Restate the records in their entirety, word for word.
━━━━━ PROVIDED DATA
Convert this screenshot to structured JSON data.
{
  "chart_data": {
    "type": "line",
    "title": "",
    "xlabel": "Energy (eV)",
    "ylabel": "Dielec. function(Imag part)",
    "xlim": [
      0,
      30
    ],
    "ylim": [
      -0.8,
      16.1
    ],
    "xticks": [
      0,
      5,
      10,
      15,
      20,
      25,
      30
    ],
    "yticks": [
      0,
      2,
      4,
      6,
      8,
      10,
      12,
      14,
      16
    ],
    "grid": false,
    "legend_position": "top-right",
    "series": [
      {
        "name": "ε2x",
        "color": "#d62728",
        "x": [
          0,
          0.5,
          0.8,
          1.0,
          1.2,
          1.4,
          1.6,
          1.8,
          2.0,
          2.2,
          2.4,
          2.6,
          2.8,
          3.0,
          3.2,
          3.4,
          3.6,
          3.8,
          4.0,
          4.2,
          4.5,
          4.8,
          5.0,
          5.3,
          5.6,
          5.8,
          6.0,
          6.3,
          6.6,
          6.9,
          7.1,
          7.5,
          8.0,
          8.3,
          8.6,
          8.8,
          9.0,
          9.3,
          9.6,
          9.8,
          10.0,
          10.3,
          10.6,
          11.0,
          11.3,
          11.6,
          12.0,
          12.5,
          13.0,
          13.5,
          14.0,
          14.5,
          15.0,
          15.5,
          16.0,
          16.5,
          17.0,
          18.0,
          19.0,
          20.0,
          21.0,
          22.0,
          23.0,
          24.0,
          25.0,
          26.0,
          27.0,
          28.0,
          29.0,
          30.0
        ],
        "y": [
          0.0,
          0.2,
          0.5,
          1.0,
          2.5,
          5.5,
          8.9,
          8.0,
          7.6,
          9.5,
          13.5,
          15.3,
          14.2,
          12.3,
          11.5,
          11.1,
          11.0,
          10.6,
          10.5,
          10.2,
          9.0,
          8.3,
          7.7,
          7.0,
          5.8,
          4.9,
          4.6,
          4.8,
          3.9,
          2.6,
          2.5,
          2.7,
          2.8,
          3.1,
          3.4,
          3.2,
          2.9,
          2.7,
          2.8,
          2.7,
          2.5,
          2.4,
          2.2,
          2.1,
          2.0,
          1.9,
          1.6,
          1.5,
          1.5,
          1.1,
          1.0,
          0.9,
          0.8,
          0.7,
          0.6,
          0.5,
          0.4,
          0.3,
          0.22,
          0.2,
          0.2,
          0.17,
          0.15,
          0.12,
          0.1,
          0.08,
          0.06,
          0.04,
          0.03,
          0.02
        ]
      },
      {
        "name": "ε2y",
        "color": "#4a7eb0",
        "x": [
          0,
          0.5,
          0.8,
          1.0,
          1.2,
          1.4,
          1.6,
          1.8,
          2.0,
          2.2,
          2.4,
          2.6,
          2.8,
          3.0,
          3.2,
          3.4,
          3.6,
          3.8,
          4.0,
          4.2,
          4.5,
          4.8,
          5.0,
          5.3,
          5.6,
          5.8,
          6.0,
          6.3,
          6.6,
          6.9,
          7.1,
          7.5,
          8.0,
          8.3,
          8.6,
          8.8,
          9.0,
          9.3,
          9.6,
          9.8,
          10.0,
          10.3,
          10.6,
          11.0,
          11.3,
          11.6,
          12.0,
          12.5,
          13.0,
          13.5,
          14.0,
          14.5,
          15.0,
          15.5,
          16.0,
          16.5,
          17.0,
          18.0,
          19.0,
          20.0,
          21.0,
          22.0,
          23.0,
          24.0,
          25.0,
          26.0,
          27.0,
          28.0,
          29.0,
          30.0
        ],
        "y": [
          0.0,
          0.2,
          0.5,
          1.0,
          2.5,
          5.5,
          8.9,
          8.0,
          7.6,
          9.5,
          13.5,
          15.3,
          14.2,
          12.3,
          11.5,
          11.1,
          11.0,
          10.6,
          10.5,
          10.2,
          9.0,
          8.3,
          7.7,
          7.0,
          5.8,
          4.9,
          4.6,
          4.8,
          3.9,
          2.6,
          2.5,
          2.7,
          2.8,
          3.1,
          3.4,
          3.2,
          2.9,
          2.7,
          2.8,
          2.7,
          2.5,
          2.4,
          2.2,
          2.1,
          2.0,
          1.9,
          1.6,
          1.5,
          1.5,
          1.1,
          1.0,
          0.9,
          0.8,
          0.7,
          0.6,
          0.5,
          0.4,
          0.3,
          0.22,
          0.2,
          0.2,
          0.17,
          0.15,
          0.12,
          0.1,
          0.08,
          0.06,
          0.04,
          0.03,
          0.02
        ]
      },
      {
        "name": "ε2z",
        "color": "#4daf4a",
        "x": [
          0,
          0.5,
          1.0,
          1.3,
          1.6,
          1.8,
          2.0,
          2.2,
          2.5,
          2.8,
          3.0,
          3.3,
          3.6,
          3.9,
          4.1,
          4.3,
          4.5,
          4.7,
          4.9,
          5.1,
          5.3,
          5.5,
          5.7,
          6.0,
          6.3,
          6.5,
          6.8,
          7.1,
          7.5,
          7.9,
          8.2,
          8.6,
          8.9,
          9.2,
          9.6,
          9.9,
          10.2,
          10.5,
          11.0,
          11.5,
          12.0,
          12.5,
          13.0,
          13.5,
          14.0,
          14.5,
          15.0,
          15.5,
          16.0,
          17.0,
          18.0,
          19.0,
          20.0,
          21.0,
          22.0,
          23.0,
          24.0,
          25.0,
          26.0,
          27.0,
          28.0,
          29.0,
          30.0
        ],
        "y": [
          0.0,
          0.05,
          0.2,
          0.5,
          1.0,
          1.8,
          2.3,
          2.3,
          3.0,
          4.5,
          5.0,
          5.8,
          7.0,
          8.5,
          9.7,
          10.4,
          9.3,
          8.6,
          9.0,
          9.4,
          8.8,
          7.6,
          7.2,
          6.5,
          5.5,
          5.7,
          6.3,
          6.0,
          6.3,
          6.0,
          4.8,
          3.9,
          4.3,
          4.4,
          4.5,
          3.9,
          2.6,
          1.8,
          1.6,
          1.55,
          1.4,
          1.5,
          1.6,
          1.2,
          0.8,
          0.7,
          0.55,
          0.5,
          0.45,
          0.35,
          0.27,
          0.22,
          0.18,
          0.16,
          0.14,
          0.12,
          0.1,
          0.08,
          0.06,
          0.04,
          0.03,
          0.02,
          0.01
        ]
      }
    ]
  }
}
━━━━━━━━━━
• COMPLETED TASK:
Convert this screenshot to structured JSON data.
{
  "chart_data": {
    "type": "line",
    "title": "",
    "xlabel": "Energy (eV)",
    "ylabel": "Dielec. function(Imag part)",
    "xlim": [
      0,
      30
    ],
    "ylim": [
      -0.8,
      16.1
    ],
    "xticks": [
      0,
      5,
      10,
      15,
      20,
      25,
      30
    ],
    "yticks": [
      0,
      2,
      4,
      6,
      8,
      10,
      12,
      14,
      16
    ],
    "grid": false,
    "legend_position": "top-right",
    "series": [
      {
        "name": "ε2x",
        "color": "#d62728",
        "x": [
          0,
          0.5,
          0.8,
          1.0,
          1.2,
          1.4,
          1.6,
          1.8,
          2.0,
          2.2,
          2.4,
          2.6,
          2.8,
          3.0,
          3.2,
          3.4,
          3.6,
          3.8,
          4.0,
          4.2,
          4.5,
          4.8,
          5.0,
          5.3,
          5.6,
          5.8,
          6.0,
          6.3,
          6.6,
          6.9,
          7.1,
          7.5,
          8.0,
          8.3,
          8.6,
          8.8,
          9.0,
          9.3,
          9.6,
          9.8,
          10.0,
          10.3,
          10.6,
          11.0,
          11.3,
          11.6,
          12.0,
          12.5,
          13.0,
          13.5,
          14.0,
          14.5,
          15.0,
          15.5,
          16.0,
          16.5,
          17.0,
          18.0,
          19.0,
          20.0,
          21.0,
          22.0,
          23.0,
          24.0,
          25.0,
          26.0,
          27.0,
          28.0,
          29.0,
          30.0
        ],
        "y": [
          0.0,
          0.2,
          0.5,
          1.0,
          2.5,
          5.5,
          8.9,
          8.0,
          7.6,
          9.5,
          13.5,
          15.3,
          14.2,
          12.3,
          11.5,
          11.1,
          11.0,
          10.6,
          10.5,
          10.2,
          9.0,
          8.3,
          7.7,
          7.0,
          5.8,
          4.9,
          4.6,
          4.8,
          3.9,
          2.6,
          2.5,
          2.7,
          2.8,
          3.1,
          3.4,
          3.2,
          2.9,
          2.7,
          2.8,
          2.7,
          2.5,
          2.4,
          2.2,
          2.1,
          2.0,
          1.9,
          1.6,
          1.5,
          1.5,
          1.1,
          1.0,
          0.9,
          0.8,
          0.7,
          0.6,
          0.5,
          0.4,
          0.3,
          0.22,
          0.2,
          0.2,
          0.17,
          0.15,
          0.12,
          0.1,
          0.08,
          0.06,
          0.04,
          0.03,
          0.02
        ]
      },
      {
        "name": "ε2y",
        "color": "#4a7eb0",
        "x": [
          0,
          0.5,
          0.8,
          1.0,
          1.2,
          1.4,
          1.6,
          1.8,
          2.0,
          2.2,
          2.4,
          2.6,
          2.8,
          3.0,
          3.2,
          3.4,
          3.6,
          3.8,
          4.0,
          4.2,
          4.5,
          4.8,
          5.0,
          5.3,
          5.6,
          5.8,
          6.0,
          6.3,
          6.6,
          6.9,
          7.1,
          7.5,
          8.0,
          8.3,
          8.6,
          8.8,
          9.0,
          9.3,
          9.6,
          9.8,
          10.0,
          10.3,
          10.6,
          11.0,
          11.3,
          11.6,
          12.0,
          12.5,
          13.0,
          13.5,
          14.0,
          14.5,
          15.0,
          15.5,
          16.0,
          16.5,
          17.0,
          18.0,
          19.0,
          20.0,
          21.0,
          22.0,
          23.0,
          24.0,
          25.0,
          26.0,
          27.0,
          28.0,
          29.0,
          30.0
        ],
        "y": [
          0.0,
          0.2,
          0.5,
          1.0,
          2.5,
          5.5,
          8.9,
          8.0,
          7.6,
          9.5,
          13.5,
          15.3,
          14.2,
          12.3,
          11.5,
          11.1,
          11.0,
          10.6,
          10.5,
          10.2,
          9.0,
          8.3,
          7.7,
          7.0,
          5.8,
          4.9,
          4.6,
          4.8,
          3.9,
          2.6,
          2.5,
          2.7,
          2.8,
          3.1,
          3.4,
          3.2,
          2.9,
          2.7,
          2.8,
          2.7,
          2.5,
          2.4,
          2.2,
          2.1,
          2.0,
          1.9,
          1.6,
          1.5,
          1.5,
          1.1,
          1.0,
          0.9,
          0.8,
          0.7,
          0.6,
          0.5,
          0.4,
          0.3,
          0.22,
          0.2,
          0.2,
          0.17,
          0.15,
          0.12,
          0.1,
          0.08,
          0.06,
          0.04,
          0.03,
          0.02
        ]
      },
      {
        "name": "ε2z",
        "color": "#4daf4a",
        "x": [
          0,
          0.5,
          1.0,
          1.3,
          1.6,
          1.8,
          2.0,
          2.2,
          2.5,
          2.8,
          3.0,
          3.3,
          3.6,
          3.9,
          4.1,
          4.3,
          4.5,
          4.7,
          4.9,
          5.1,
          5.3,
          5.5,
          5.7,
          6.0,
          6.3,
          6.5,
          6.8,
          7.1,
          7.5,
          7.9,
          8.2,
          8.6,
          8.9,
          9.2,
          9.6,
          9.9,
          10.2,
          10.5,
          11.0,
          11.5,
          12.0,
          12.5,
          13.0,
          13.5,
          14.0,
          14.5,
          15.0,
          15.5,
          16.0,
          17.0,
          18.0,
          19.0,
          20.0,
          21.0,
          22.0,
          23.0,
          24.0,
          25.0,
          26.0,
          27.0,
          28.0,
          29.0,
          30.0
        ],
        "y": [
          0.0,
          0.05,
          0.2,
          0.5,
          1.0,
          1.8,
          2.3,
          2.3,
          3.0,
          4.5,
          5.0,
          5.8,
          7.0,
          8.5,
          9.7,
          10.4,
          9.3,
          8.6,
          9.0,
          9.4,
          8.8,
          7.6,
          7.2,
          6.5,
          5.5,
          5.7,
          6.3,
          6.0,
          6.3,
          6.0,
          4.8,
          3.9,
          4.3,
          4.4,
          4.5,
          3.9,
          2.6,
          1.8,
          1.6,
          1.55,
          1.4,
          1.5,
          1.6,
          1.2,
          0.8,
          0.7,
          0.55,
          0.5,
          0.45,
          0.35,
          0.27,
          0.22,
          0.18,
          0.16,
          0.14,
          0.12,
          0.1,
          0.08,
          0.06,
          0.04,
          0.03,
          0.02,
          0.01
        ]
      }
    ]
  }
}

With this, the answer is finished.